§ **Written task a**: Which lines of the rows below contain the word "Bank"? Report each such line in full.

§ **Document passage**:
────────────────────────────────────────
Tools and Validation

Overview

In general, our research topics can be included by the following figure. However, this emits detailed implementation information for simplicity. On this website, we discuss all implementation details of tools and data used by our tools. We use decoupled design to make sure that our tools and data can be extensively used for broader purposes, so the structure may be a little complicated.

RUF analysis tools, build scripts, and documentation are all available in the repository. We first discuss the structure of our tools and their relations for cooperation. Then we present the tool validation process and dataset. Last, we add guidance on how to reproduce our research results.

Tool Structure

The following figure describes the actual implementation of our tools. Before you continue reading, make sure you know what our research focuses on and the research results we want to generate.

The figure shows how data are used by our tools and how they eventually produce research results. The data in the figure are represented as plain text, while our tools are represented as rectangle text. The names of the tools are the same as the ones in our repository. The detailed build scripts and documentation are also in the repository.

In general, we first collect various types of data from the Rust ecosystem, and extract or generate ecosystem raw data. The data are all stored in the PostgreSQL database for fast query, which only takes at most 2 min to process over 140M transitive dependencies. By maintaining the database, we can do a lot more than RUF study in the Rust ecosystem (see extensibility in the home page for more). We further write SQL scripts to process the raw data to get research results that form the final version of our research paper.

To mitigate RUF impacts, we also developed RUF Detector named cargo_ruf to detect given Rust projects to provide useful information on enabled RUF. Most importantly, it automatically tries to recover the package if it suffers from compilation failure introduced by enabled RUF. For compatibility concerns, it can also be integrated into Cargo, which is the Rust official package manager.

Reproduce Our Results

The figure shown above shows the input and output of each tool we developed in our research. The detailed configurations and build guidance can be seen in the GitHub repository. Also, to better reproduce the results, we provide docker image with the execution environment and database to reproduce the data. To make things work better, we also provide ecosystem raw data, so you don't have to download 100GB source codes, maintain the complete dependency index, etc.

Get started by downloading our source code here in the "Resouce Download" section.

Validation

EDG Accuracy

We validate our Ecosystem Dependency Graph (EDG) accuracy by comparing it with the official dependency resolution tool Cargo Tree from Cargo-1.63.0.

Benchmark Setup:

We resolute four types of dependency: build, common, optional, and target. Only development dependencies are omitted as they will not affect the runtime of programs, which is the same as our resolution rules.

We first download source code from the official database Crates.io, and then use Cargo Tree to resolve dependencies in the real environment. After that, we will compare dependency items from Cargo Tree and our ecosystem dependency graph.

We treat each dependent version as a dependency and the sum of dependent versions as a dependency tree in the evaluation process. This is because we only care about whether a specific package version impacts the root package in the dependency tree rather than how it impacts the dependency tree.
────────────────────────────────────────
Layout element rows
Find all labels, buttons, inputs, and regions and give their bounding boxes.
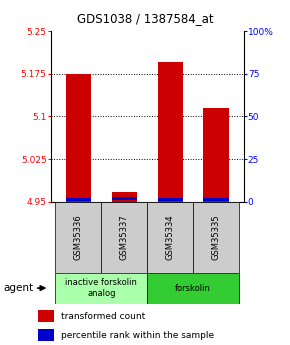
- Bar: [112, 197, 137, 200]
- Text: GSM35334: GSM35334: [166, 214, 175, 260]
- Bar: [147, 273, 239, 304]
- Bar: [66, 74, 91, 202]
- Bar: [39, 310, 54, 322]
- Text: inactive forskolin
analog: inactive forskolin analog: [65, 278, 137, 298]
- Bar: [55, 202, 101, 273]
- Bar: [55, 273, 147, 304]
- Bar: [147, 202, 193, 273]
- Text: GSM35335: GSM35335: [211, 214, 221, 260]
- Text: agent: agent: [3, 283, 33, 293]
- Bar: [203, 198, 229, 201]
- Bar: [193, 202, 239, 273]
- Bar: [101, 202, 147, 273]
- Text: percentile rank within the sample: percentile rank within the sample: [61, 331, 214, 339]
- Bar: [157, 198, 183, 201]
- Bar: [157, 62, 183, 202]
- Bar: [39, 329, 54, 341]
- Text: GSM35337: GSM35337: [120, 214, 129, 260]
- Text: GDS1038 / 1387584_at: GDS1038 / 1387584_at: [77, 12, 213, 25]
- Bar: [112, 191, 137, 202]
- Text: GSM35336: GSM35336: [74, 214, 83, 260]
- Text: transformed count: transformed count: [61, 312, 145, 321]
- Text: forskolin: forskolin: [175, 284, 211, 293]
- Bar: [66, 198, 91, 201]
- Bar: [203, 108, 229, 202]
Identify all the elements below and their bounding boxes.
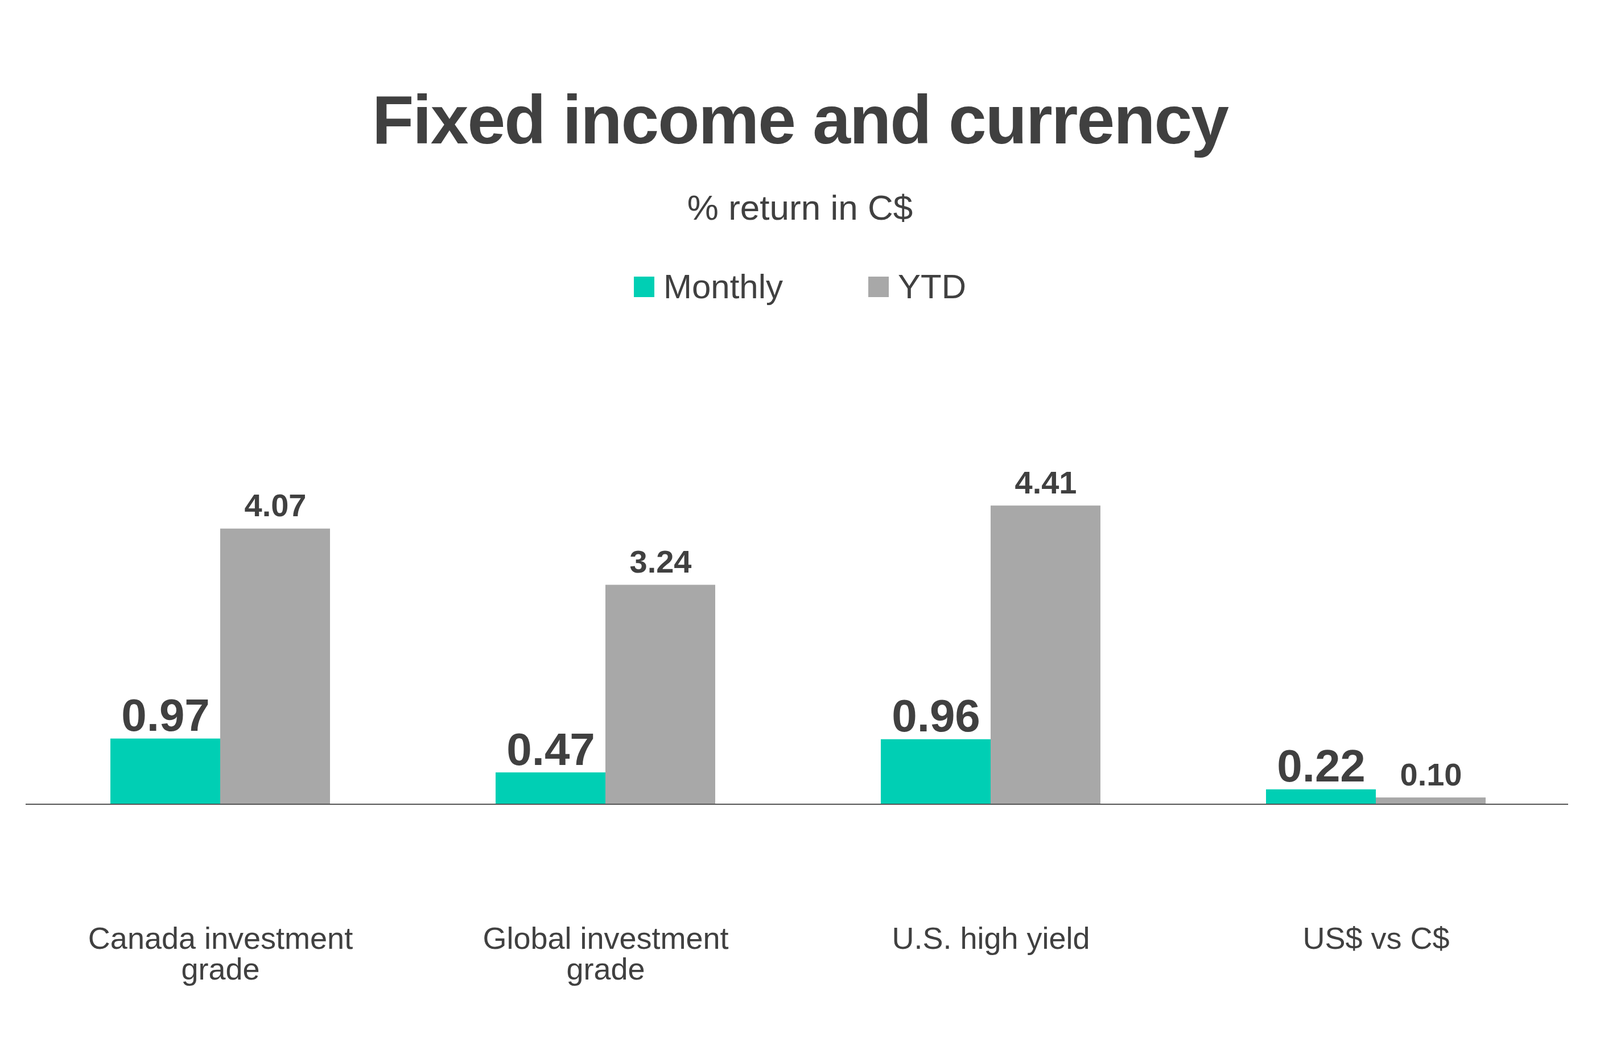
html-text:Monthly: Monthly (663, 267, 783, 306)
html-text:% return in C$: % return in C$ (687, 187, 913, 228)
svg-text:3.24: 3.24 (629, 543, 692, 580)
svg-text:0.22: 0.22 (1276, 740, 1366, 791)
svg-text:4.07: 4.07 (244, 487, 307, 523)
svg-text:0.96: 0.96 (891, 690, 981, 741)
svg-text:4.41: 4.41 (1015, 464, 1078, 501)
svg-text:Canada investmentgrade: Canada investmentgrade (88, 920, 353, 986)
svg-text:0.47: 0.47 (506, 723, 596, 775)
svg-text:0.97: 0.97 (121, 689, 210, 741)
html-text:YTD: YTD (897, 267, 967, 306)
svg-text:US$ vs C$: US$ vs C$ (1302, 920, 1450, 955)
svg-text:0.10: 0.10 (1400, 756, 1463, 793)
svg-text:U.S. high yield: U.S. high yield (891, 920, 1090, 955)
svg-text:Global investmentgrade: Global investmentgrade (482, 920, 729, 986)
html-text:Fixed income and currency: Fixed income and currency (372, 81, 1228, 158)
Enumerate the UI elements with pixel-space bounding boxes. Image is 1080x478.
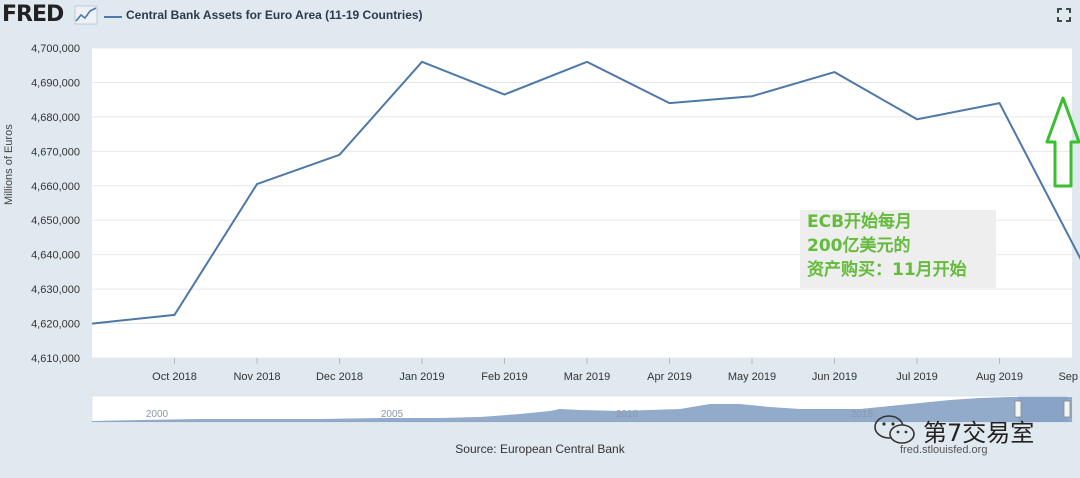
y-tick-label: 4,700,000: [31, 43, 80, 55]
x-tick-label: Aug 2019: [976, 371, 1023, 383]
watermark-text: 第7交易室: [923, 419, 1035, 447]
x-axis-ticks: Oct 2018 Nov 2018 Dec 2018 Jan 2019 Feb 2019…: [152, 358, 1080, 383]
navigator-year-label: 2015: [851, 409, 874, 420]
chart-logo-icon: [74, 5, 98, 25]
x-tick-label: May 2019: [728, 371, 776, 383]
fullscreen-icon[interactable]: [1057, 8, 1071, 22]
grid-lines: [92, 47, 1072, 359]
y-tick-label: 4,630,000: [31, 284, 80, 296]
navigator-handle-left: [1014, 400, 1022, 418]
annotation-line-1: ECB开始每月: [807, 212, 913, 232]
y-tick-label: 4,610,000: [31, 353, 80, 365]
x-tick-label: Nov 2018: [233, 371, 280, 383]
x-tick-label: Jun 2019: [812, 371, 857, 383]
y-tick-label: 4,690,000: [31, 77, 80, 89]
annotation-line-3: 资产购买：11月开始: [807, 260, 967, 280]
y-axis-label: Millions of Euros: [3, 124, 15, 205]
navigator-handle-right: [1063, 400, 1071, 418]
up-arrow-icon: [1045, 96, 1080, 188]
annotation-line-2: 200亿美元的: [807, 236, 911, 256]
y-tick-label: 4,620,000: [31, 319, 80, 331]
x-tick-label: Feb 2019: [481, 371, 527, 383]
annotation-box: ECB开始每月 200亿美元的 资产购买：11月开始: [800, 210, 996, 288]
navigator-year-label: 2000: [146, 409, 169, 420]
x-tick-label: Apr 2019: [647, 371, 692, 383]
navigator-year-label: 2010: [616, 409, 639, 420]
x-tick-label: Jul 2019: [896, 371, 938, 383]
plot-area: [92, 48, 1072, 358]
y-tick-label: 4,670,000: [31, 146, 80, 158]
legend-swatch: [104, 16, 122, 18]
wechat-icon: [874, 415, 915, 444]
x-tick-label: Sep 2019: [1058, 371, 1080, 383]
y-tick-label: 4,640,000: [31, 250, 80, 262]
fred-logo[interactable]: FRED: [2, 2, 64, 27]
series-title[interactable]: Central Bank Assets for Euro Area (11-19…: [126, 8, 423, 22]
x-tick-label: Oct 2018: [152, 371, 197, 383]
y-tick-label: 4,660,000: [31, 181, 80, 193]
y-tick-label: 4,680,000: [31, 112, 80, 124]
x-tick-label: Mar 2019: [564, 371, 610, 383]
y-tick-label: 4,650,000: [31, 215, 80, 227]
source-note: Source: European Central Bank: [455, 442, 625, 456]
site-link[interactable]: fred.stlouisfed.org: [900, 444, 988, 456]
y-axis-ticks: 4,610,000 4,620,000 4,630,000 4,640,000 4,65…: [31, 43, 80, 365]
navigator-year-labels: 2000 2005 2010 2015: [146, 409, 874, 420]
navigator-year-label: 2005: [381, 409, 404, 420]
x-tick-label: Jan 2019: [399, 371, 444, 383]
x-tick-label: Dec 2018: [316, 371, 363, 383]
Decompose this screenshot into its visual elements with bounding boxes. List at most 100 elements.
────────────────────────────────────────
§ **Written task b**: According to the tools and validation page above, why does the benchmark leave out development dependencies? Answer in one to three sentences.

§ **Expected answer a**:
series-title[interactable]: Central Bank Assets for Euro Area (11-19…: [126, 8, 423, 22]
source-note: Source: European Central Bank: [455, 442, 625, 456]

§ **Expected answer b**: Development dependencies are left out because they do not affect the runtime of programs. The same rule is used in the page's own dependency resolution.